● **Aim**
Give back the records below exactly, every one, with no pictures.

● **Records**

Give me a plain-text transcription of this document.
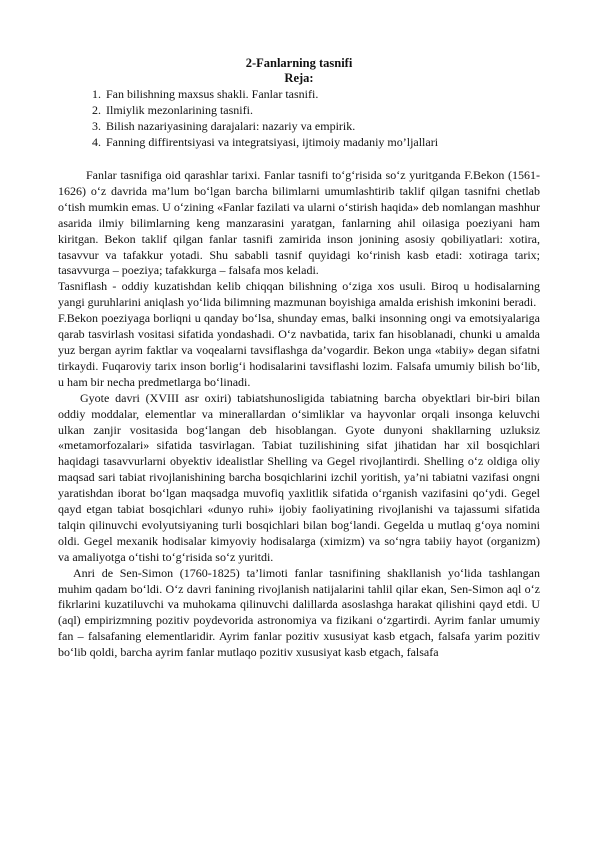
2-Fanlarning tasnifi

Reja:

1. Fan bilishning maxsus shakli. Fanlar tasnifi.
2. Ilmiylik mezonlarining tasnifi.
3. Bilish nazariyasining darajalari: nazariy va empirik.
4. Fanning diffirentsiyasi va integratsiyasi, ijtimoiy madaniy mo’ljallari

Fanlar tasnifiga oid qarashlar tarixi. Fanlar tasnifi to‘g‘risida so‘z yuritganda F.Bekon (1561-1626) o‘z davrida ma’lum bo‘lgan barcha bilimlarni umumlashtirib taklif qilgan tasnifni chetlab o‘tish mumkin emas. U o‘zining «Fanlar fazilati va ularni o‘stirish haqida» deb nomlangan mashhur asarida ilmiy bilimlarning keng manzarasini yaratgan, fanlarning ahil oilasiga poeziyani ham kiritgan. Bekon taklif qilgan fanlar tasnifi zamirida inson jonining asosiy qobiliyatlari: xotira, tasavvur va tafakkur yotadi. Shu sababli tasnif quyidagi ko‘rinish kasb etadi: xotiraga tarix; tasavvurga – poeziya; tafakkurga – falsafa mos keladi.

Tasniflash - oddiy kuzatishdan kelib chiqqan bilishning o‘ziga xos usuli. Biroq u hodisalarning yangi guruhlarini aniqlash yo‘lida bilimning mazmunan boyishiga amalda erishish imkonini beradi.

F.Bekon poeziyaga borliqni u qanday bo‘lsa, shunday emas, balki insonning ongi va emotsiyalariga qarab tasvirlash vositasi sifatida yondashadi. O‘z navbatida, tarix fan hisoblanadi, chunki u amalda yuz bergan ayrim faktlar va voqealarni tavsiflashga da’vogardir. Bekon unga «tabiiy» degan sifatni tirkaydi. Fuqaroviy tarix inson borlig‘i hodisalarini tavsiflashi lozim. Falsafa umumiy bilish bo‘lib, u ham bir necha predmetlarga bo‘linadi.

Gyote davri (XVIII asr oxiri) tabiatshunosligida tabiatning barcha obyektlari bir-biri bilan oddiy moddalar, elementlar va minerallardan o‘simliklar va hayvonlar orqali insonga keluvchi ulkan zanjir vositasida bog‘langan deb hisoblangan. Gyote dunyoni shakllarning uzluksiz «metamorfozalari» sifatida tasvirlagan. Tabiat tuzilishining sifat jihatidan har xil bosqichlari haqidagi tasavvurlarni obyektiv idealistlar Shelling va Gegel rivojlantirdi. Shelling o‘z oldiga oliy maqsad sari tabiat rivojlanishining barcha bosqichlarini izchil yoritish, ya’ni tabiatni vazifasi ongni yaratishdan iborat bo‘lgan maqsadga muvofiq yaxlitlik sifatida o‘rganish vazifasini qo‘ydi. Gegel qayd etgan tabiat bosqichlari «dunyo ruhi» ijobiy faoliyatining rivojlanishi va tajassumi sifatida talqin qilinuvchi evolyutsiyaning turli bosqichlari bilan bog‘landi. Gegelda u mutlaq g‘oya nomini oldi. Gegel mexanik hodisalar kimyoviy hodisalarga (ximizm) va so‘ngra tabiiy hayot (organizm) va amaliyotga o‘tishi to‘g‘risida so‘z yuritdi.

Anri de Sen-Simon (1760-1825) ta’limoti fanlar tasnifining shakllanish yo‘lida tashlangan muhim qadam bo‘ldi. O‘z davri fanining rivojlanish natijalarini tahlil qilar ekan, Sen-Simon aql o‘z fikrlarini kuzatiluvchi va muhokama qilinuvchi dalillarda asoslashga harakat qilishini qayd etdi. U (aql) empirizmning pozitiv poydevorida astronomiya va fizikani o‘zgartirdi. Ayrim fanlar umumiy fan – falsafaning elementlaridir. Ayrim fanlar pozitiv xususiyat kasb etgach, falsafa yarim pozitiv bo‘lib qoldi, barcha ayrim fanlar mutlaqo pozitiv xususiyat kasb etgach, falsafa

● **Task output**
Give me a plain-text transcription of this document.
2-Fanlarning tasnifi

Reja:

1. Fan bilishning maxsus shakli. Fanlar tasnifi.
2. Ilmiylik mezonlarining tasnifi.
3. Bilish nazariyasining darajalari: nazariy va empirik.
4. Fanning diffirentsiyasi va integratsiyasi, ijtimoiy madaniy mo’ljallari

Fanlar tasnifiga oid qarashlar tarixi. Fanlar tasnifi to‘g‘risida so‘z yuritganda F.Bekon (1561-1626) o‘z davrida ma’lum bo‘lgan barcha bilimlarni umumlashtirib taklif qilgan tasnifni chetlab o‘tish mumkin emas. U o‘zining «Fanlar fazilati va ularni o‘stirish haqida» deb nomlangan mashhur asarida ilmiy bilimlarning keng manzarasini yaratgan, fanlarning ahil oilasiga poeziyani ham kiritgan. Bekon taklif qilgan fanlar tasnifi zamirida inson jonining asosiy qobiliyatlari: xotira, tasavvur va tafakkur yotadi. Shu sababli tasnif quyidagi ko‘rinish kasb etadi: xotiraga tarix; tasavvurga – poeziya; tafakkurga – falsafa mos keladi.

Tasniflash - oddiy kuzatishdan kelib chiqqan bilishning o‘ziga xos usuli. Biroq u hodisalarning yangi guruhlarini aniqlash yo‘lida bilimning mazmunan boyishiga amalda erishish imkonini beradi.

F.Bekon poeziyaga borliqni u qanday bo‘lsa, shunday emas, balki insonning ongi va emotsiyalariga qarab tasvirlash vositasi sifatida yondashadi. O‘z navbatida, tarix fan hisoblanadi, chunki u amalda yuz bergan ayrim faktlar va voqealarni tavsiflashga da’vogardir. Bekon unga «tabiiy» degan sifatni tirkaydi. Fuqaroviy tarix inson borlig‘i hodisalarini tavsiflashi lozim. Falsafa umumiy bilish bo‘lib, u ham bir necha predmetlarga bo‘linadi.

Gyote davri (XVIII asr oxiri) tabiatshunosligida tabiatning barcha obyektlari bir-biri bilan oddiy moddalar, elementlar va minerallardan o‘simliklar va hayvonlar orqali insonga keluvchi ulkan zanjir vositasida bog‘langan deb hisoblangan. Gyote dunyoni shakllarning uzluksiz «metamorfozalari» sifatida tasvirlagan. Tabiat tuzilishining sifat jihatidan har xil bosqichlari haqidagi tasavvurlarni obyektiv idealistlar Shelling va Gegel rivojlantirdi. Shelling o‘z oldiga oliy maqsad sari tabiat rivojlanishining barcha bosqichlarini izchil yoritish, ya’ni tabiatni vazifasi ongni yaratishdan iborat bo‘lgan maqsadga muvofiq yaxlitlik sifatida o‘rganish vazifasini qo‘ydi. Gegel qayd etgan tabiat bosqichlari «dunyo ruhi» ijobiy faoliyatining rivojlanishi va tajassumi sifatida talqin qilinuvchi evolyutsiyaning turli bosqichlari bilan bog‘landi. Gegelda u mutlaq g‘oya nomini oldi. Gegel mexanik hodisalar kimyoviy hodisalarga (ximizm) va so‘ngra tabiiy hayot (organizm) va amaliyotga o‘tishi to‘g‘risida so‘z yuritdi.

Anri de Sen-Simon (1760-1825) ta’limoti fanlar tasnifining shakllanish yo‘lida tashlangan muhim qadam bo‘ldi. O‘z davri fanining rivojlanish natijalarini tahlil qilar ekan, Sen-Simon aql o‘z fikrlarini kuzatiluvchi va muhokama qilinuvchi dalillarda asoslashga harakat qilishini qayd etdi. U (aql) empirizmning pozitiv poydevorida astronomiya va fizikani o‘zgartirdi. Ayrim fanlar umumiy fan – falsafaning elementlaridir. Ayrim fanlar pozitiv xususiyat kasb etgach, falsafa yarim pozitiv bo‘lib qoldi, barcha ayrim fanlar mutlaqo pozitiv xususiyat kasb etgach, falsafa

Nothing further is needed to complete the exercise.